--- Start DATA SECTION ---
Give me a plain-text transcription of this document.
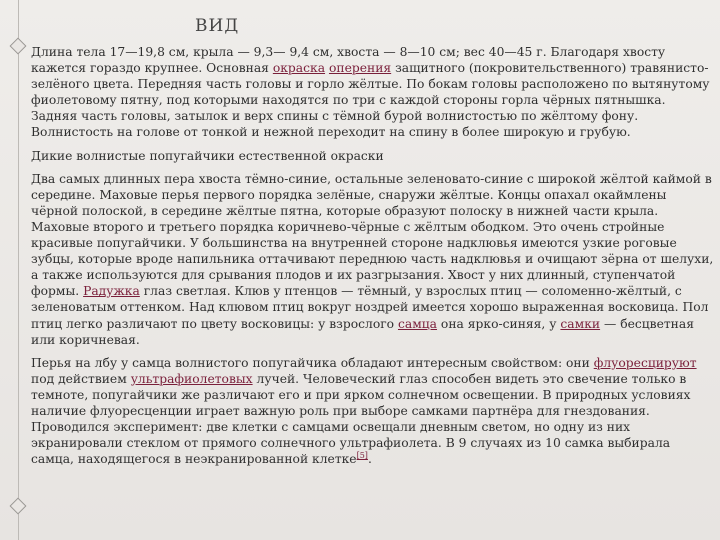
ВИД

Длина тела 17—19,8 см, крыла — 9,3— 9,4 см, хвоста — 8—10 см; вес 40—45 г. Благодаря хвосту кажется гораздо крупнее. Основная окраска оперения защитного (покровительственного) травянисто-зелёного цвета. Передняя часть головы и горло жёлтые. По бокам головы расположено по вытянутому фиолетовому пятну, под которыми находятся по три с каждой стороны горла чёрных пятнышка. Задняя часть головы, затылок и верх спины с тёмной бурой волнистостью по жёлтому фону. Волнистость на голове от тонкой и нежной переходит на спину в более широкую и грубую.

Дикие волнистые попугайчики естественной окраски

Два самых длинных пера хвоста тёмно-синие, остальные зеленовато-синие с широкой жёлтой каймой в середине. Маховые перья первого порядка зелёные, снаружи жёлтые. Концы опахал окаймлены чёрной полоской, в середине жёлтые пятна, которые образуют полоску в нижней части крыла. Маховые второго и третьего порядка коричнево-чёрные с жёлтым ободком. Это очень стройные красивые попугайчики. У большинства на внутренней стороне надклювья имеются узкие роговые зубцы, которые вроде напильника оттачивают переднюю часть надклювья и очищают зёрна от шелухи, а также используются для срывания плодов и их разгрызания. Хвост у них длинный, ступенчатой формы. Радужка глаз светлая. Клюв у птенцов — тёмный, у взрослых птиц — соломенно-жёлтый, с зеленоватым оттенком. Над клювом птиц вокруг ноздрей имеется хорошо выраженная восковица. Пол птиц легко различают по цвету восковицы: у взрослого самца она ярко-синяя, у самки — бесцветная или коричневая.

Перья на лбу у самца волнистого попугайчика обладают интересным свойством: они флуоресцируют под действием ультрафиолетовых лучей. Человеческий глаз способен видеть это свечение только в темноте, попугайчики же различают его и при ярком солнечном освещении. В природных условиях наличие флуоресценции играет важную роль при выборе самками партнёра для гнездования. Проводился эксперимент: две клетки с самцами освещали дневным светом, но одну из них экранировали стеклом от прямого солнечного ультрафиолета. В 9 случаях из 10 самка выбирала самца, находящегося в неэкранированной клетке[5].
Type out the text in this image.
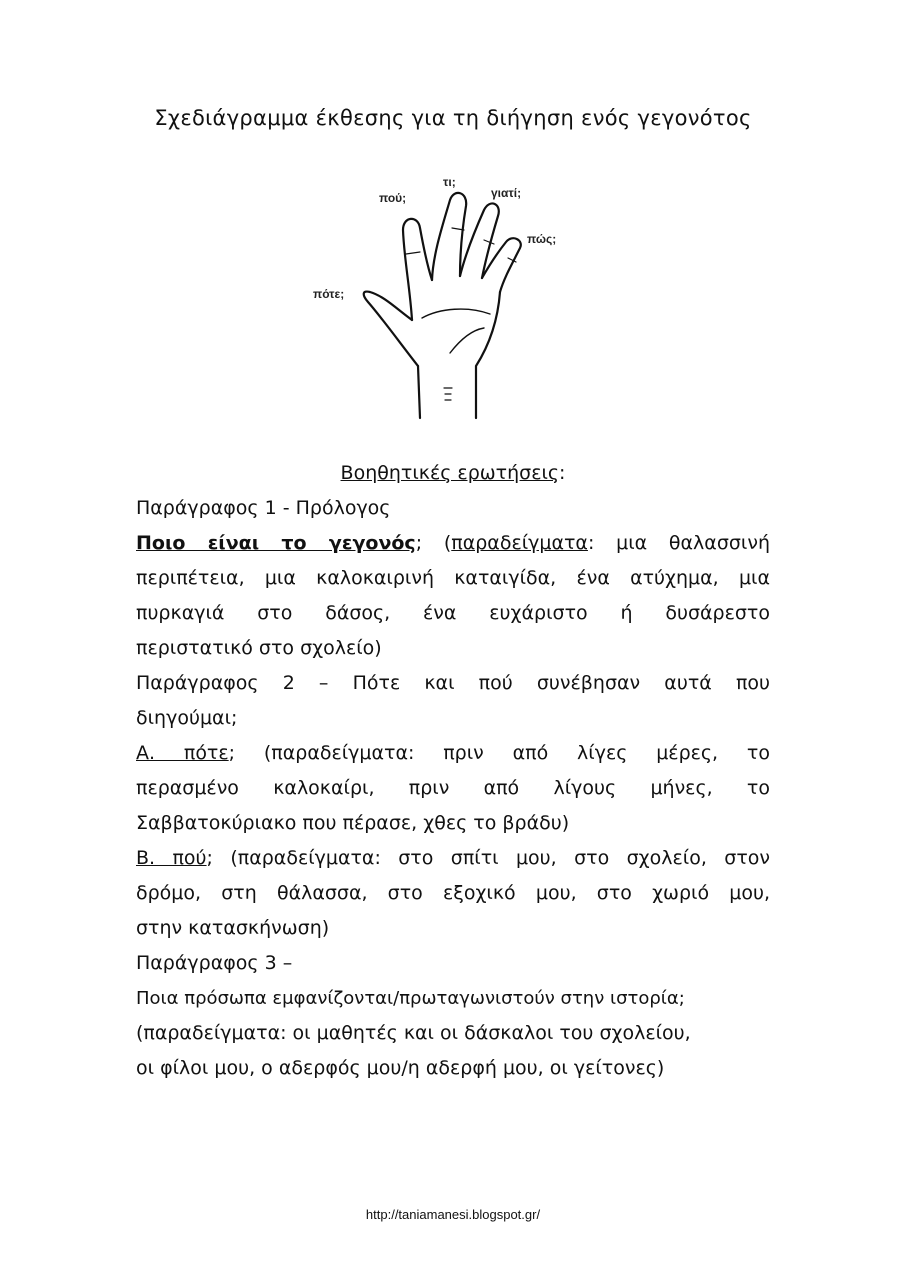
Σχεδιάγραμμα έκθεσης για τη διήγηση ενός γεγονότος
πότε;
πού;
τι;
γιατί;
πώς;
Βοηθητικές ερωτήσεις:
Παράγραφος 1 - Πρόλογος
Ποιο είναι το γεγονός; (παραδείγματα: μια θαλασσινή
περιπέτεια, μια καλοκαιρινή καταιγίδα, ένα ατύχημα, μια
πυρκαγιά στο δάσος, ένα ευχάριστο ή δυσάρεστο
περιστατικό στο σχολείο)
Παράγραφος 2 – Πότε και πού συνέβησαν αυτά που
διηγούμαι;
Α. πότε; (παραδείγματα: πριν από λίγες μέρες, το
περασμένο καλοκαίρι, πριν από λίγους μήνες, το
Σαββατοκύριακο που πέρασε, χθες το βράδυ)
Β. πού; (παραδείγματα: στο σπίτι μου, στο σχολείο, στον
δρόμο, στη θάλασσα, στο εξοχικό μου, στο χωριό μου,
στην κατασκήνωση)
Παράγραφος 3 –
Ποια πρόσωπα εμφανίζονται/πρωταγωνιστούν στην ιστορία;
(παραδείγματα: οι μαθητές και οι δάσκαλοι του σχολείου,
οι φίλοι μου, ο αδερφός μου/η αδερφή μου, οι γείτονες)
http://taniamanesi.blogspot.gr/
--- End DATA SECTION ---
DIRECTIONS FOR THIS TASK: Only the lines from the one containing "Type out the text in this image." through the end of the listing are to be quoted, exactly and with both ends included; pictures are left out.

EXERCISE SOLUTION:
Type out the text in this image.
Σχεδιάγραμμα έκθεσης για τη διήγηση ενός γεγονότος
πότε;
πού;
τι;
γιατί;
πώς;
Βοηθητικές ερωτήσεις:
Παράγραφος 1 - Πρόλογος
Ποιο είναι το γεγονός; (παραδείγματα: μια θαλασσινή
περιπέτεια, μια καλοκαιρινή καταιγίδα, ένα ατύχημα, μια
πυρκαγιά στο δάσος, ένα ευχάριστο ή δυσάρεστο
περιστατικό στο σχολείο)
Παράγραφος 2 – Πότε και πού συνέβησαν αυτά που
διηγούμαι;
Α. πότε; (παραδείγματα: πριν από λίγες μέρες, το
περασμένο καλοκαίρι, πριν από λίγους μήνες, το
Σαββατοκύριακο που πέρασε, χθες το βράδυ)
Β. πού; (παραδείγματα: στο σπίτι μου, στο σχολείο, στον
δρόμο, στη θάλασσα, στο εξοχικό μου, στο χωριό μου,
στην κατασκήνωση)
Παράγραφος 3 –
Ποια πρόσωπα εμφανίζονται/πρωταγωνιστούν στην ιστορία;
(παραδείγματα: οι μαθητές και οι δάσκαλοι του σχολείου,
οι φίλοι μου, ο αδερφός μου/η αδερφή μου, οι γείτονες)
http://taniamanesi.blogspot.gr/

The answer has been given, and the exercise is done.